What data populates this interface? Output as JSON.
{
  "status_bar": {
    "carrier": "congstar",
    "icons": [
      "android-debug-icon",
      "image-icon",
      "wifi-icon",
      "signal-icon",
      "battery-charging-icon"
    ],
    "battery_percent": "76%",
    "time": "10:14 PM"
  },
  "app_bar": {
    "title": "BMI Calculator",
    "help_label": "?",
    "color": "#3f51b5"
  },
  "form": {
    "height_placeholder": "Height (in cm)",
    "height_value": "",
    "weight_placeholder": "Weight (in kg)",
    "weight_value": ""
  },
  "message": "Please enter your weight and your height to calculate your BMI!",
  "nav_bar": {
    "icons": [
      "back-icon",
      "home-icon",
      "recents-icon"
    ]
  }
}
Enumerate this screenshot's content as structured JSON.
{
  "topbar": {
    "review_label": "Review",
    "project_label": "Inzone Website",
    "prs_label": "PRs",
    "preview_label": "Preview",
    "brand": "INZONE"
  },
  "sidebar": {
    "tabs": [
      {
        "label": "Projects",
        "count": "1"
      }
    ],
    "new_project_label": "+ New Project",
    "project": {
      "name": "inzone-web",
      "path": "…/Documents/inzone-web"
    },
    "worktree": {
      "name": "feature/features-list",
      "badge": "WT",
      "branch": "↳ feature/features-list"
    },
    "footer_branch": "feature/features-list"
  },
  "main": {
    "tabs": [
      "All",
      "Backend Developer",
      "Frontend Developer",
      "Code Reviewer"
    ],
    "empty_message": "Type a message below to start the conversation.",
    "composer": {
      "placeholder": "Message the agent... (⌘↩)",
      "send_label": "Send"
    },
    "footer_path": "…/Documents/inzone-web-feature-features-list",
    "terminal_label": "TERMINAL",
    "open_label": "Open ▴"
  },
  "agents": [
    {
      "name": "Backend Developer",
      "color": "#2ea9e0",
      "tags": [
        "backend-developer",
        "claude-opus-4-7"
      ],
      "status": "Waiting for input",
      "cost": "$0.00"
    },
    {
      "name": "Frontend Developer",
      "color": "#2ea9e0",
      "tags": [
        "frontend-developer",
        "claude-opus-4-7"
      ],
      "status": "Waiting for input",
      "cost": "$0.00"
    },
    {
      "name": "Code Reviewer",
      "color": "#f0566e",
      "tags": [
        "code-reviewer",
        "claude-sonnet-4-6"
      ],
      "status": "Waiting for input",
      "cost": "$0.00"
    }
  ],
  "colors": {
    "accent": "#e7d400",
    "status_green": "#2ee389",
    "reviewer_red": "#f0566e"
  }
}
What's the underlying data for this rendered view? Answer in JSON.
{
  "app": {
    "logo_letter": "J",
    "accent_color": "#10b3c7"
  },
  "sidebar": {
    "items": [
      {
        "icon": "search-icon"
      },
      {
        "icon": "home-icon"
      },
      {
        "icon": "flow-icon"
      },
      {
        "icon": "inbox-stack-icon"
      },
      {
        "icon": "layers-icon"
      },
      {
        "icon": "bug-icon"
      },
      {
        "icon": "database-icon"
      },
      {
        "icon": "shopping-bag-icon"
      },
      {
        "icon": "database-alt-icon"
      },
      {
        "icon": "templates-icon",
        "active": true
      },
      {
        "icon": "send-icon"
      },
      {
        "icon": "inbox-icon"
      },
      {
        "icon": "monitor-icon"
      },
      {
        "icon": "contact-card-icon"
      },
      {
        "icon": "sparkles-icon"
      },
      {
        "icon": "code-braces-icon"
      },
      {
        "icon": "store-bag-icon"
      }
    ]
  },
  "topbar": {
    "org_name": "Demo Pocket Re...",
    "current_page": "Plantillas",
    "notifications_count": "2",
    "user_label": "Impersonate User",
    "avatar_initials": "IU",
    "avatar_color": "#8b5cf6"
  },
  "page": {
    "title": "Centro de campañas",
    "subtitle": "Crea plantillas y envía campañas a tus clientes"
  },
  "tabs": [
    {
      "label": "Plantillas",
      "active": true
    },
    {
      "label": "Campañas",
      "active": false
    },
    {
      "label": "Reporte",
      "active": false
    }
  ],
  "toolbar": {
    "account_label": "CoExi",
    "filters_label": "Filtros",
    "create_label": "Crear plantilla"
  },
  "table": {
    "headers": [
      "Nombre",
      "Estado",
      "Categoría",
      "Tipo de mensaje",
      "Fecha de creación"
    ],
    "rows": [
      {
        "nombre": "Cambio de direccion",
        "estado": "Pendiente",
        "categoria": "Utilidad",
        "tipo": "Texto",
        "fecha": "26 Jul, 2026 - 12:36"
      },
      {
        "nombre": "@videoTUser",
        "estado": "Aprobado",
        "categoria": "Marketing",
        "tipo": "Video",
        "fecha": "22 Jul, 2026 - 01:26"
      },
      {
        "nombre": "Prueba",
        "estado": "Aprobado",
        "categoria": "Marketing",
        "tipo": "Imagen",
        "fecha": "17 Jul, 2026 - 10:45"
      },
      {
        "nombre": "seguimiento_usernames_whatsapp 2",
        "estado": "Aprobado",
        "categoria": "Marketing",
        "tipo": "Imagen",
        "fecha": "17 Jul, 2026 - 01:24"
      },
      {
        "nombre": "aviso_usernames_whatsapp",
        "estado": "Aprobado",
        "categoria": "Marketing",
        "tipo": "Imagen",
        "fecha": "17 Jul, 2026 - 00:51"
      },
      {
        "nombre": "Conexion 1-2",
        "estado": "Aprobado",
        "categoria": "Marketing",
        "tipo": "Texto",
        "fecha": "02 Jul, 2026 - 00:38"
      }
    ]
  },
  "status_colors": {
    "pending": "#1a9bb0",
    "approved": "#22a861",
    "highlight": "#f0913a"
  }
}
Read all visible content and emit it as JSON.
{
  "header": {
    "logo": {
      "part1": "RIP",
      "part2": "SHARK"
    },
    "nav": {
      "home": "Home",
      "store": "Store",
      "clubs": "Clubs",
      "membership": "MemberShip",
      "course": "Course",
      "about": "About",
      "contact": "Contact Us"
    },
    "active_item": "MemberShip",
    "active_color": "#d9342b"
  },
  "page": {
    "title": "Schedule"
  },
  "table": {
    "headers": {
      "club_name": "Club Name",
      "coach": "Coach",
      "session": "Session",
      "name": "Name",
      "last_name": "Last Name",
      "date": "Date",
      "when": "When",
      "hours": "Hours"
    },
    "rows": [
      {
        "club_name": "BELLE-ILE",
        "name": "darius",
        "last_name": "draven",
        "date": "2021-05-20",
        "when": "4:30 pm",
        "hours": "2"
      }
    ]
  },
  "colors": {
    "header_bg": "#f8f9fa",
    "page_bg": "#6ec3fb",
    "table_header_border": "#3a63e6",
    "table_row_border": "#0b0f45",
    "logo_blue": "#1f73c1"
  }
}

:::

Reproduce the material verbatim, line by line.

## Full solution
What data populates this interface? Output as JSON.
{
  "status_bar": {
    "carrier": "congstar",
    "icons": [
      "android-debug-icon",
      "image-icon",
      "wifi-icon",
      "signal-icon",
      "battery-charging-icon"
    ],
    "battery_percent": "76%",
    "time": "10:14 PM"
  },
  "app_bar": {
    "title": "BMI Calculator",
    "help_label": "?",
    "color": "#3f51b5"
  },
  "form": {
    "height_placeholder": "Height (in cm)",
    "height_value": "",
    "weight_placeholder": "Weight (in kg)",
    "weight_value": ""
  },
  "message": "Please enter your weight and your height to calculate your BMI!",
  "nav_bar": {
    "icons": [
      "back-icon",
      "home-icon",
      "recents-icon"
    ]
  }
}
Enumerate this screenshot's content as structured JSON.
{
  "topbar": {
    "review_label": "Review",
    "project_label": "Inzone Website",
    "prs_label": "PRs",
    "preview_label": "Preview",
    "brand": "INZONE"
  },
  "sidebar": {
    "tabs": [
      {
        "label": "Projects",
        "count": "1"
      }
    ],
    "new_project_label": "+ New Project",
    "project": {
      "name": "inzone-web",
      "path": "…/Documents/inzone-web"
    },
    "worktree": {
      "name": "feature/features-list",
      "badge": "WT",
      "branch": "↳ feature/features-list"
    },
    "footer_branch": "feature/features-list"
  },
  "main": {
    "tabs": [
      "All",
      "Backend Developer",
      "Frontend Developer",
      "Code Reviewer"
    ],
    "empty_message": "Type a message below to start the conversation.",
    "composer": {
      "placeholder": "Message the agent... (⌘↩)",
      "send_label": "Send"
    },
    "footer_path": "…/Documents/inzone-web-feature-features-list",
    "terminal_label": "TERMINAL",
    "open_label": "Open ▴"
  },
  "agents": [
    {
      "name": "Backend Developer",
      "color": "#2ea9e0",
      "tags": [
        "backend-developer",
        "claude-opus-4-7"
      ],
      "status": "Waiting for input",
      "cost": "$0.00"
    },
    {
      "name": "Frontend Developer",
      "color": "#2ea9e0",
      "tags": [
        "frontend-developer",
        "claude-opus-4-7"
      ],
      "status": "Waiting for input",
      "cost": "$0.00"
    },
    {
      "name": "Code Reviewer",
      "color": "#f0566e",
      "tags": [
        "code-reviewer",
        "claude-sonnet-4-6"
      ],
      "status": "Waiting for input",
      "cost": "$0.00"
    }
  ],
  "colors": {
    "accent": "#e7d400",
    "status_green": "#2ee389",
    "reviewer_red": "#f0566e"
  }
}
What's the underlying data for this rendered view? Answer in JSON.
{
  "app": {
    "logo_letter": "J",
    "accent_color": "#10b3c7"
  },
  "sidebar": {
    "items": [
      {
        "icon": "search-icon"
      },
      {
        "icon": "home-icon"
      },
      {
        "icon": "flow-icon"
      },
      {
        "icon": "inbox-stack-icon"
      },
      {
        "icon": "layers-icon"
      },
      {
        "icon": "bug-icon"
      },
      {
        "icon": "database-icon"
      },
      {
        "icon": "shopping-bag-icon"
      },
      {
        "icon": "database-alt-icon"
      },
      {
        "icon": "templates-icon",
        "active": true
      },
      {
        "icon": "send-icon"
      },
      {
        "icon": "inbox-icon"
      },
      {
        "icon": "monitor-icon"
      },
      {
        "icon": "contact-card-icon"
      },
      {
        "icon": "sparkles-icon"
      },
      {
        "icon": "code-braces-icon"
      },
      {
        "icon": "store-bag-icon"
      }
    ]
  },
  "topbar": {
    "org_name": "Demo Pocket Re...",
    "current_page": "Plantillas",
    "notifications_count": "2",
    "user_label": "Impersonate User",
    "avatar_initials": "IU",
    "avatar_color": "#8b5cf6"
  },
  "page": {
    "title": "Centro de campañas",
    "subtitle": "Crea plantillas y envía campañas a tus clientes"
  },
  "tabs": [
    {
      "label": "Plantillas",
      "active": true
    },
    {
      "label": "Campañas",
      "active": false
    },
    {
      "label": "Reporte",
      "active": false
    }
  ],
  "toolbar": {
    "account_label": "CoExi",
    "filters_label": "Filtros",
    "create_label": "Crear plantilla"
  },
  "table": {
    "headers": [
      "Nombre",
      "Estado",
      "Categoría",
      "Tipo de mensaje",
      "Fecha de creación"
    ],
    "rows": [
      {
        "nombre": "Cambio de direccion",
        "estado": "Pendiente",
        "categoria": "Utilidad",
        "tipo": "Texto",
        "fecha": "26 Jul, 2026 - 12:36"
      },
      {
        "nombre": "@videoTUser",
        "estado": "Aprobado",
        "categoria": "Marketing",
        "tipo": "Video",
        "fecha": "22 Jul, 2026 - 01:26"
      },
      {
        "nombre": "Prueba",
        "estado": "Aprobado",
        "categoria": "Marketing",
        "tipo": "Imagen",
        "fecha": "17 Jul, 2026 - 10:45"
      },
      {
        "nombre": "seguimiento_usernames_whatsapp 2",
        "estado": "Aprobado",
        "categoria": "Marketing",
        "tipo": "Imagen",
        "fecha": "17 Jul, 2026 - 01:24"
      },
      {
        "nombre": "aviso_usernames_whatsapp",
        "estado": "Aprobado",
        "categoria": "Marketing",
        "tipo": "Imagen",
        "fecha": "17 Jul, 2026 - 00:51"
      },
      {
        "nombre": "Conexion 1-2",
        "estado": "Aprobado",
        "categoria": "Marketing",
        "tipo": "Texto",
        "fecha": "02 Jul, 2026 - 00:38"
      }
    ]
  },
  "status_colors": {
    "pending": "#1a9bb0",
    "approved": "#22a861",
    "highlight": "#f0913a"
  }
}
Read all visible content and emit it as JSON.
{
  "header": {
    "logo": {
      "part1": "RIP",
      "part2": "SHARK"
    },
    "nav": {
      "home": "Home",
      "store": "Store",
      "clubs": "Clubs",
      "membership": "MemberShip",
      "course": "Course",
      "about": "About",
      "contact": "Contact Us"
    },
    "active_item": "MemberShip",
    "active_color": "#d9342b"
  },
  "page": {
    "title": "Schedule"
  },
  "table": {
    "headers": {
      "club_name": "Club Name",
      "coach": "Coach",
      "session": "Session",
      "name": "Name",
      "last_name": "Last Name",
      "date": "Date",
      "when": "When",
      "hours": "Hours"
    },
    "rows": [
      {
        "club_name": "BELLE-ILE",
        "name": "darius",
        "last_name": "draven",
        "date": "2021-05-20",
        "when": "4:30 pm",
        "hours": "2"
      }
    ]
  },
  "colors": {
    "header_bg": "#f8f9fa",
    "page_bg": "#6ec3fb",
    "table_header_border": "#3a63e6",
    "table_row_border": "#0b0f45",
    "logo_blue": "#1f73c1"
  }
}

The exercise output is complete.